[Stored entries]

━━━━━━━━

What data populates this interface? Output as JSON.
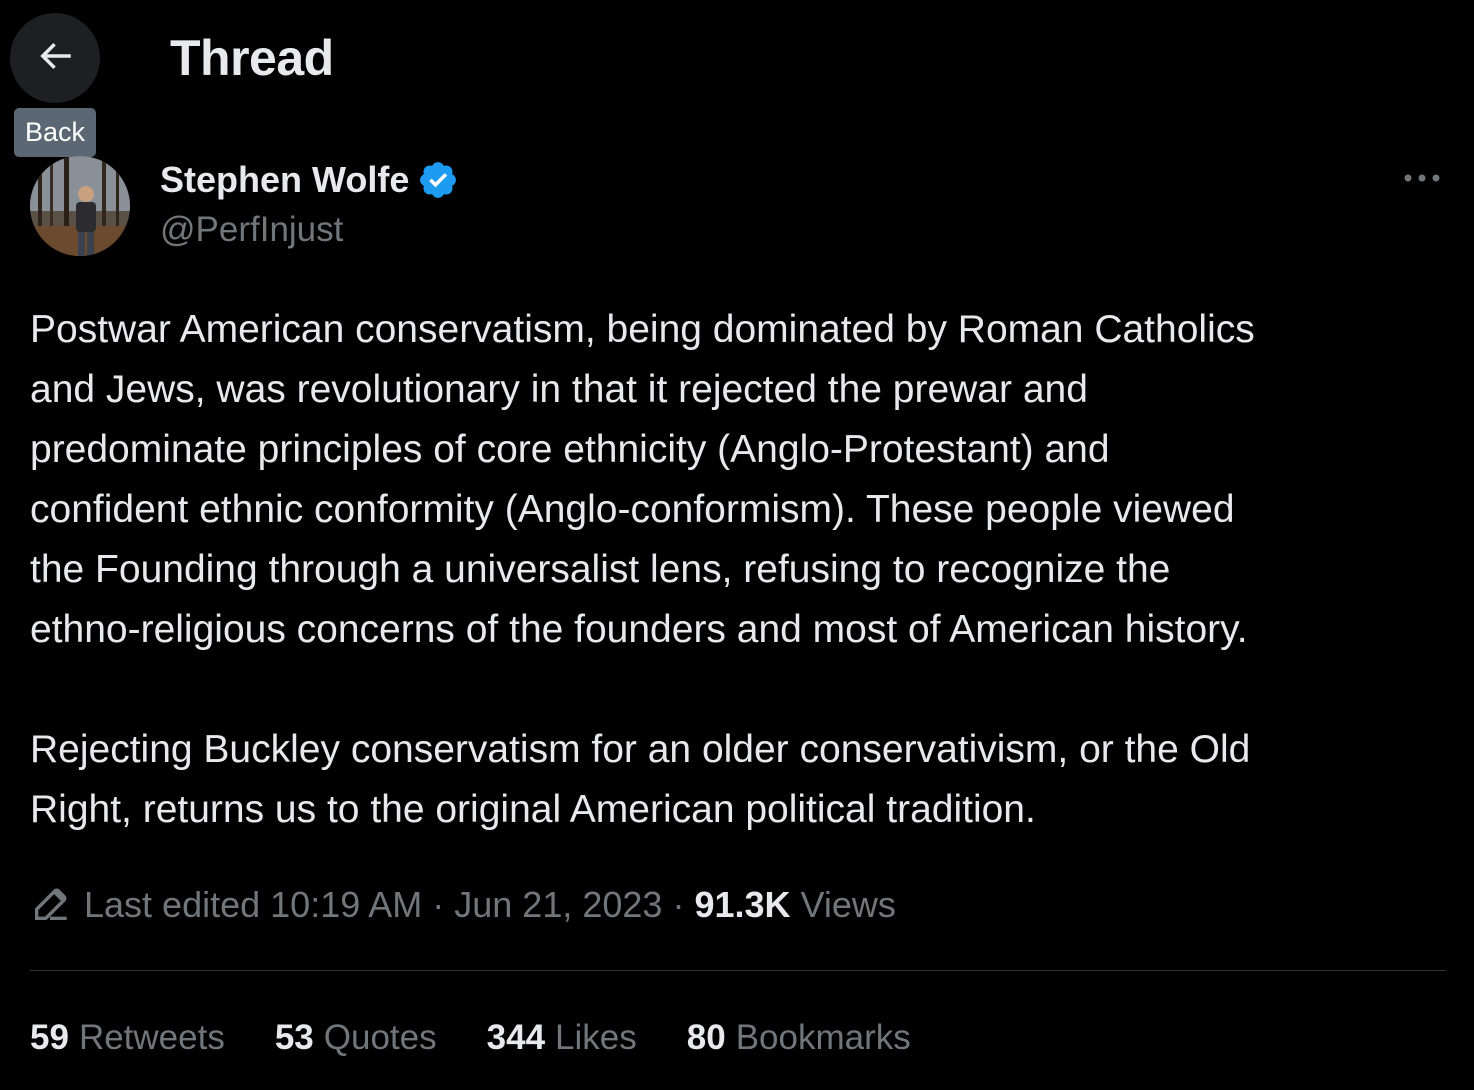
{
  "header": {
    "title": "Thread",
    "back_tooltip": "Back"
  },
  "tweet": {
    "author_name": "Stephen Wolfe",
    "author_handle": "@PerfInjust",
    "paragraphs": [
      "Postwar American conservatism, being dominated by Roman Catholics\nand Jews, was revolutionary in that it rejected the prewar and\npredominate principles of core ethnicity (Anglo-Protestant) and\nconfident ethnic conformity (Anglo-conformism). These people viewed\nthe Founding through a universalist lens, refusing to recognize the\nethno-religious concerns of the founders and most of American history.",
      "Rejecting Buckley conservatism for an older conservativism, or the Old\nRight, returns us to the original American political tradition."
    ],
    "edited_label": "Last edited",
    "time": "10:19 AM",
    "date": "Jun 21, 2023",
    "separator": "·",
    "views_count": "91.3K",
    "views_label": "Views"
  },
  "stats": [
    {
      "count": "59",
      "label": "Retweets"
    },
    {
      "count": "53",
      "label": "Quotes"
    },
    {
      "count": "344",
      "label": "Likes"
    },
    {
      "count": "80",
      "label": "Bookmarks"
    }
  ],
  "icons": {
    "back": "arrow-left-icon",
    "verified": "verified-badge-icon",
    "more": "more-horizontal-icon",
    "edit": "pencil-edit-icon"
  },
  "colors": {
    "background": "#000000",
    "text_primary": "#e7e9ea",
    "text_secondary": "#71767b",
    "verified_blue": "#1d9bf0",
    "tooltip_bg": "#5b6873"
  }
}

━━━━━━━━

**DO THIS**
Leave out the pictures and copy every record above exactly.

**SOLUTION FOR THIS TASK**
What data populates this interface? Output as JSON.
{
  "header": {
    "title": "Thread",
    "back_tooltip": "Back"
  },
  "tweet": {
    "author_name": "Stephen Wolfe",
    "author_handle": "@PerfInjust",
    "paragraphs": [
      "Postwar American conservatism, being dominated by Roman Catholics\nand Jews, was revolutionary in that it rejected the prewar and\npredominate principles of core ethnicity (Anglo-Protestant) and\nconfident ethnic conformity (Anglo-conformism). These people viewed\nthe Founding through a universalist lens, refusing to recognize the\nethno-religious concerns of the founders and most of American history.",
      "Rejecting Buckley conservatism for an older conservativism, or the Old\nRight, returns us to the original American political tradition."
    ],
    "edited_label": "Last edited",
    "time": "10:19 AM",
    "date": "Jun 21, 2023",
    "separator": "·",
    "views_count": "91.3K",
    "views_label": "Views"
  },
  "stats": [
    {
      "count": "59",
      "label": "Retweets"
    },
    {
      "count": "53",
      "label": "Quotes"
    },
    {
      "count": "344",
      "label": "Likes"
    },
    {
      "count": "80",
      "label": "Bookmarks"
    }
  ],
  "icons": {
    "back": "arrow-left-icon",
    "verified": "verified-badge-icon",
    "more": "more-horizontal-icon",
    "edit": "pencil-edit-icon"
  },
  "colors": {
    "background": "#000000",
    "text_primary": "#e7e9ea",
    "text_secondary": "#71767b",
    "verified_blue": "#1d9bf0",
    "tooltip_bg": "#5b6873"
  }
}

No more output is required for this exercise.